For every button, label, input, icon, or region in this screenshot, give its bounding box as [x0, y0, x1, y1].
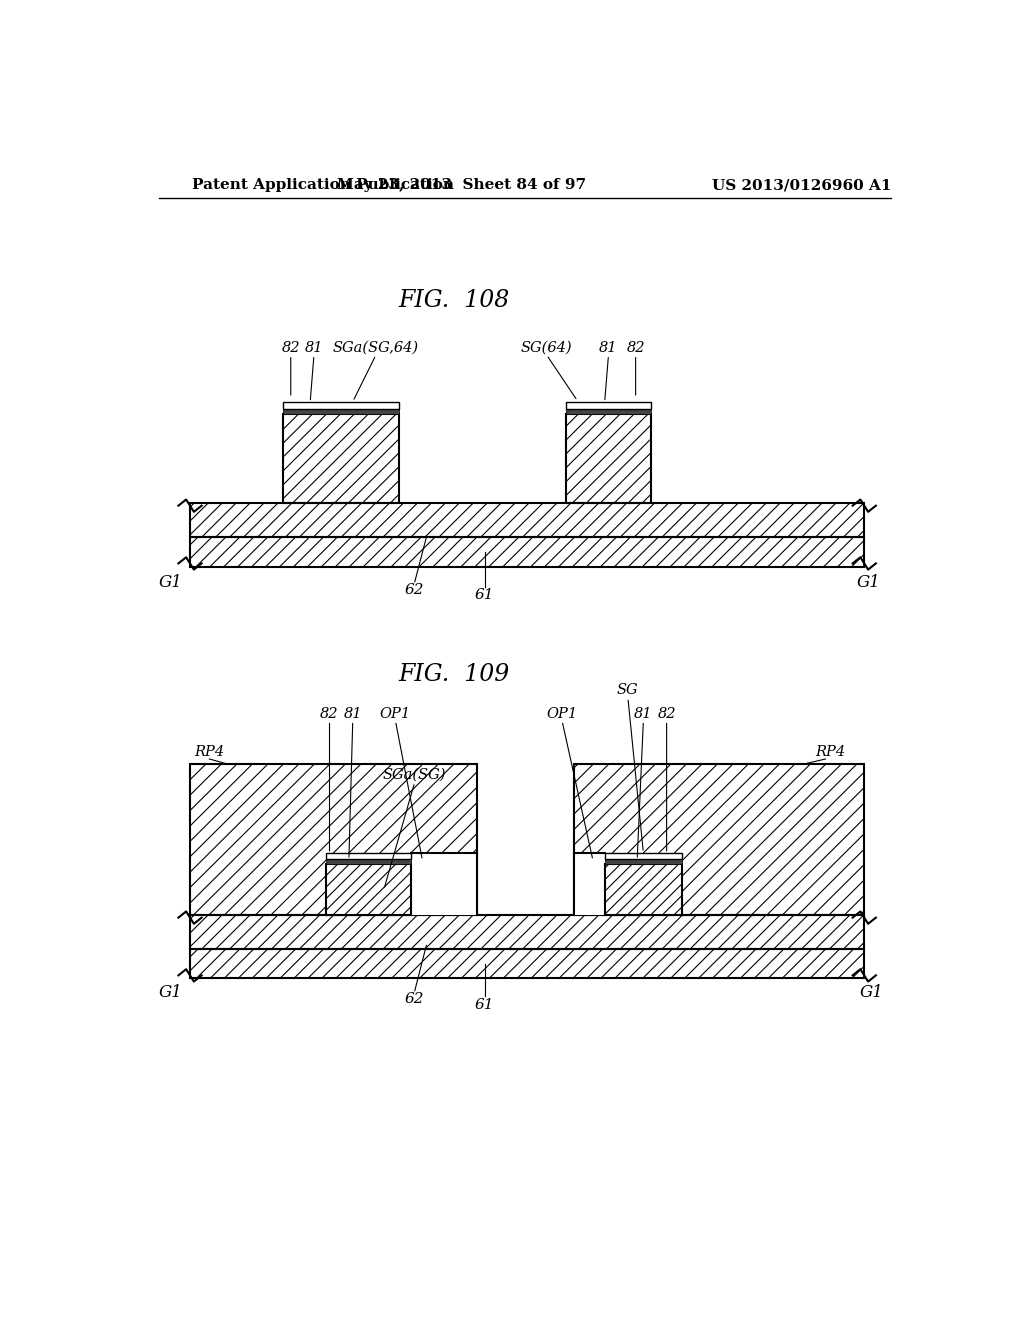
Text: 81: 81: [305, 341, 324, 355]
Bar: [604, 865, 682, 915]
Bar: [190, 915, 864, 949]
Bar: [566, 414, 651, 503]
Bar: [190, 537, 864, 566]
Text: US 2013/0126960 A1: US 2013/0126960 A1: [713, 178, 892, 193]
Text: 81: 81: [343, 706, 362, 721]
Bar: [566, 414, 651, 503]
Bar: [326, 853, 411, 859]
Bar: [190, 949, 864, 978]
Bar: [326, 859, 411, 865]
Bar: [604, 865, 682, 915]
Text: G1: G1: [860, 983, 884, 1001]
Text: RP4: RP4: [815, 744, 845, 759]
Bar: [573, 764, 864, 915]
Text: 82: 82: [321, 706, 339, 721]
Bar: [604, 859, 682, 865]
Bar: [573, 853, 604, 915]
Text: 81: 81: [599, 341, 617, 355]
Text: OP1: OP1: [547, 706, 578, 721]
Text: RP4: RP4: [194, 744, 224, 759]
Bar: [283, 409, 399, 414]
Text: G1: G1: [856, 574, 880, 591]
Bar: [190, 503, 864, 537]
Bar: [283, 403, 399, 409]
Text: 62: 62: [406, 993, 425, 1006]
Text: 61: 61: [475, 998, 495, 1011]
Bar: [190, 503, 864, 537]
Bar: [190, 915, 864, 949]
Text: FIG.  109: FIG. 109: [398, 663, 509, 686]
Text: May 23, 2013  Sheet 84 of 97: May 23, 2013 Sheet 84 of 97: [337, 178, 586, 193]
Text: G1: G1: [159, 574, 182, 591]
Text: 81: 81: [634, 706, 652, 721]
Text: G1: G1: [159, 983, 182, 1001]
Text: 82: 82: [282, 341, 300, 355]
Text: SG: SG: [617, 684, 639, 697]
Bar: [190, 764, 477, 915]
Bar: [566, 409, 651, 414]
Text: 61: 61: [475, 589, 495, 602]
Text: 62: 62: [406, 583, 425, 598]
Bar: [190, 949, 864, 978]
Text: OP1: OP1: [380, 706, 411, 721]
Text: SG(64): SG(64): [520, 341, 572, 355]
Bar: [190, 764, 477, 915]
Bar: [566, 403, 651, 409]
Bar: [573, 764, 864, 915]
Bar: [326, 865, 411, 915]
Bar: [604, 853, 682, 859]
Bar: [190, 537, 864, 566]
Bar: [283, 414, 399, 503]
Bar: [326, 865, 411, 915]
Text: SGa(SG,64): SGa(SG,64): [333, 341, 419, 355]
Bar: [411, 853, 477, 915]
Text: SGa(SG): SGa(SG): [383, 768, 446, 781]
Text: Patent Application Publication: Patent Application Publication: [191, 178, 454, 193]
Text: 82: 82: [657, 706, 676, 721]
Text: FIG.  108: FIG. 108: [398, 289, 509, 313]
Text: 82: 82: [627, 341, 645, 355]
Bar: [283, 414, 399, 503]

> [EXERCISE]: Please copy every line of the data above that contains the string "label".

> [OUTPUT FOR THIS TASK]:
For every button, label, input, icon, or region in this screenshot, give its bounding box as [x0, y0, x1, y1].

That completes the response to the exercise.